**TASK STATEMENT:** Give only the number of lines in the data that include the string "ylabel".

Collected data entries:
□ □ □

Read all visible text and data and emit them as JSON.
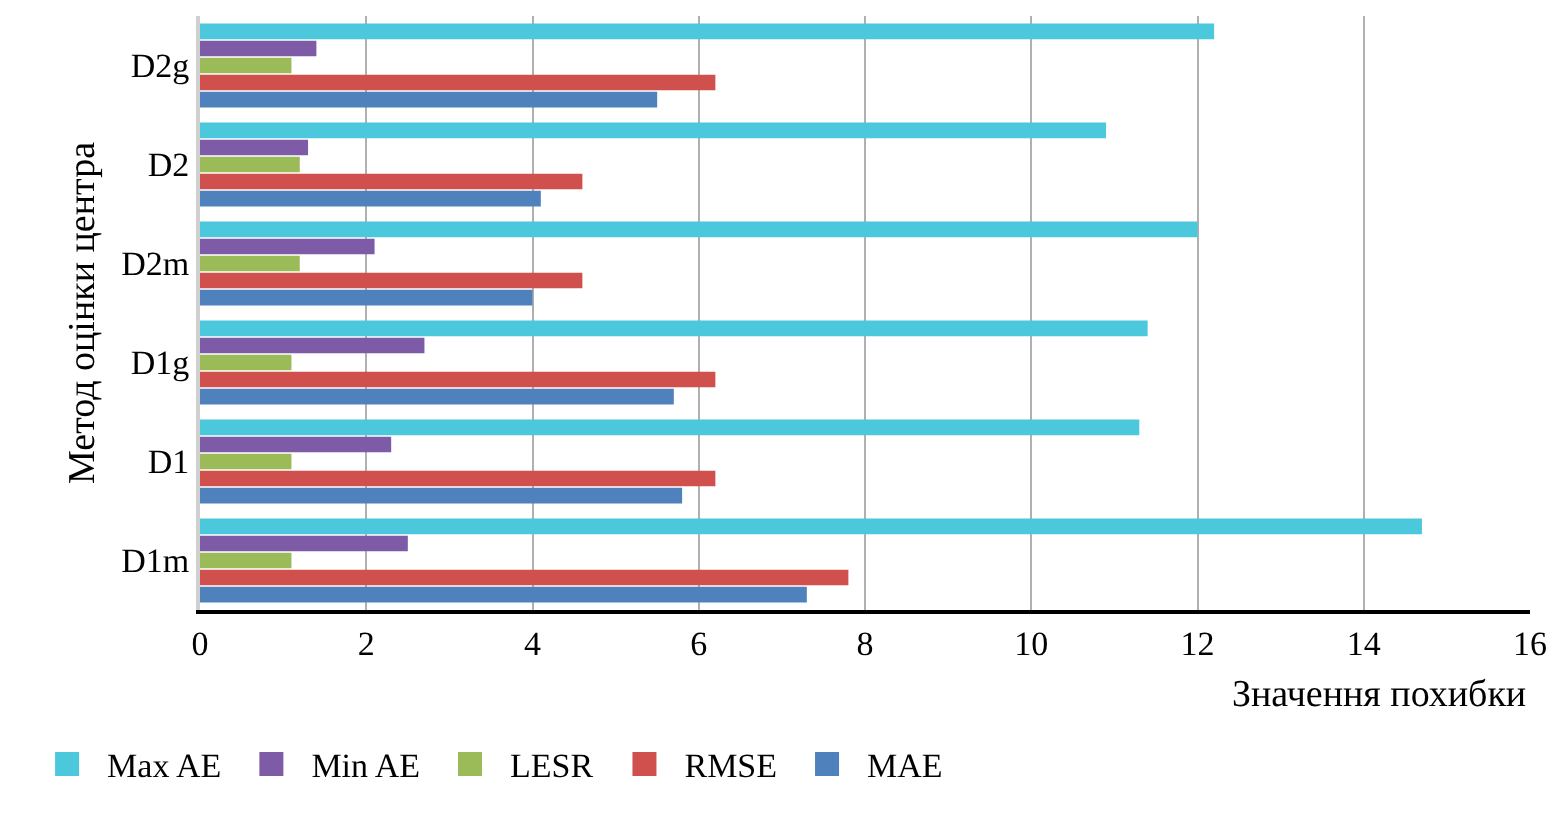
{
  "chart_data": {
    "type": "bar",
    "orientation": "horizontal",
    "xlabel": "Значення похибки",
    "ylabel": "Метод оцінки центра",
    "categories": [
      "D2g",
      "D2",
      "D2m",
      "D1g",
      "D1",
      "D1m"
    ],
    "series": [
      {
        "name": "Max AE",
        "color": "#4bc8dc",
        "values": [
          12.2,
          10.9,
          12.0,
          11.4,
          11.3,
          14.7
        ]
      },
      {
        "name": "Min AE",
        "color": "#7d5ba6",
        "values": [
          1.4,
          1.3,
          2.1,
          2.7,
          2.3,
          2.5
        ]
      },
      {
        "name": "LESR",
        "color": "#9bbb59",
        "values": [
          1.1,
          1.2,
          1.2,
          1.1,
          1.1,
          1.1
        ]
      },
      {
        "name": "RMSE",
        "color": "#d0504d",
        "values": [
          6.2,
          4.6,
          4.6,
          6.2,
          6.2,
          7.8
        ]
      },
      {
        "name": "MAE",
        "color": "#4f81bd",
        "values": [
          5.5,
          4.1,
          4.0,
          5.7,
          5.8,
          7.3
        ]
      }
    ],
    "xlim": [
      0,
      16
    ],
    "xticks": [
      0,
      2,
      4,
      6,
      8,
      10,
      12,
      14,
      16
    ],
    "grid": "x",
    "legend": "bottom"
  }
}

□ □ □

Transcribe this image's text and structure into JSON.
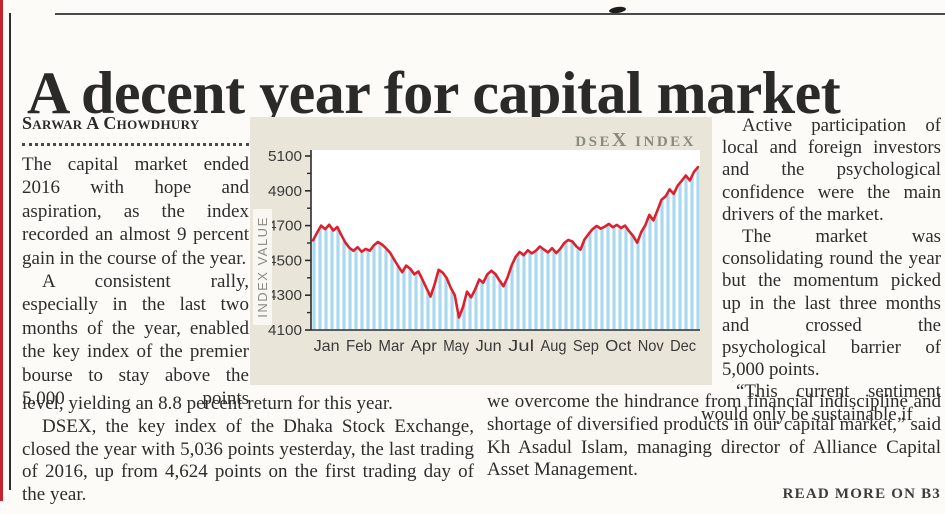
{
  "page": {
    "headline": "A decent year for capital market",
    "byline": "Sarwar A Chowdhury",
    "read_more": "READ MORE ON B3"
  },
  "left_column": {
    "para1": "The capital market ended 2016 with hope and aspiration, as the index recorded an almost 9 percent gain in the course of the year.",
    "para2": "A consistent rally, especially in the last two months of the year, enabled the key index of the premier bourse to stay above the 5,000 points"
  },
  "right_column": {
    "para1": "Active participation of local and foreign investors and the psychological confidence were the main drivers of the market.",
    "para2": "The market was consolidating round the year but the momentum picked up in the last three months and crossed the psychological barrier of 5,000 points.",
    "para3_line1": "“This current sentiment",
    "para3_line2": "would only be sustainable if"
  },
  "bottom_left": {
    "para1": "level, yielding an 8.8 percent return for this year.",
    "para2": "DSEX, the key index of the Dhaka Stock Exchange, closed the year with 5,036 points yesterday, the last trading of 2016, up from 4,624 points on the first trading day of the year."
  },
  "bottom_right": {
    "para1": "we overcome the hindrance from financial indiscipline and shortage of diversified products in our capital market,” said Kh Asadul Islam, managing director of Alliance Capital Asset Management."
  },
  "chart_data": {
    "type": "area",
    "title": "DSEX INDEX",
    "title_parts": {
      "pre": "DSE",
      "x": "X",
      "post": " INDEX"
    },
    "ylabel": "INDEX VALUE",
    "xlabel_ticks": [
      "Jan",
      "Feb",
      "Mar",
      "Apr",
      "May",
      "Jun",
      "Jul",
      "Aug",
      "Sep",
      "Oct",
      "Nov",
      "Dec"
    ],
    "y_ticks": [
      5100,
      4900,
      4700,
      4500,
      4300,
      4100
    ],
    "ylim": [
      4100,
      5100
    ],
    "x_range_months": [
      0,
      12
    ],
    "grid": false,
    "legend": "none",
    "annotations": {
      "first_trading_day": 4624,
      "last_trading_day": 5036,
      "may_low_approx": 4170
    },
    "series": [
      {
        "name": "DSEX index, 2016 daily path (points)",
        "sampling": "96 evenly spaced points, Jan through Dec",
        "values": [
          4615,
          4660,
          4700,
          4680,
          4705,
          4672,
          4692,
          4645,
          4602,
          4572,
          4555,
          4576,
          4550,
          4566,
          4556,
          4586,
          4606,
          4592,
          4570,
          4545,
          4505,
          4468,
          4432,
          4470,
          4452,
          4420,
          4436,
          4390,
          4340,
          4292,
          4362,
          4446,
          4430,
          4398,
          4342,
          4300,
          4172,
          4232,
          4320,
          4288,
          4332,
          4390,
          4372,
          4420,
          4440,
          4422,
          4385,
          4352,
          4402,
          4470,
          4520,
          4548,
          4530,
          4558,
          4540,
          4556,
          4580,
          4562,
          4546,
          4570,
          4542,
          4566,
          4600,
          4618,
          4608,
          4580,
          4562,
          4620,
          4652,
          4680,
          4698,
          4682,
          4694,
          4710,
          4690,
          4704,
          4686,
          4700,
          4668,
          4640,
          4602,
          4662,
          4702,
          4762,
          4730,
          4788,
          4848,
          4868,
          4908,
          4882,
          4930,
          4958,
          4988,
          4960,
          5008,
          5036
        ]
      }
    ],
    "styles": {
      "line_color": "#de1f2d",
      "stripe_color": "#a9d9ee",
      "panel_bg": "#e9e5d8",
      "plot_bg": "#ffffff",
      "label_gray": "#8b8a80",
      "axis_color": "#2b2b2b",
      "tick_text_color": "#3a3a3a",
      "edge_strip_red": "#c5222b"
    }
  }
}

□ □ □

**REPLY TO THE TASK:** 2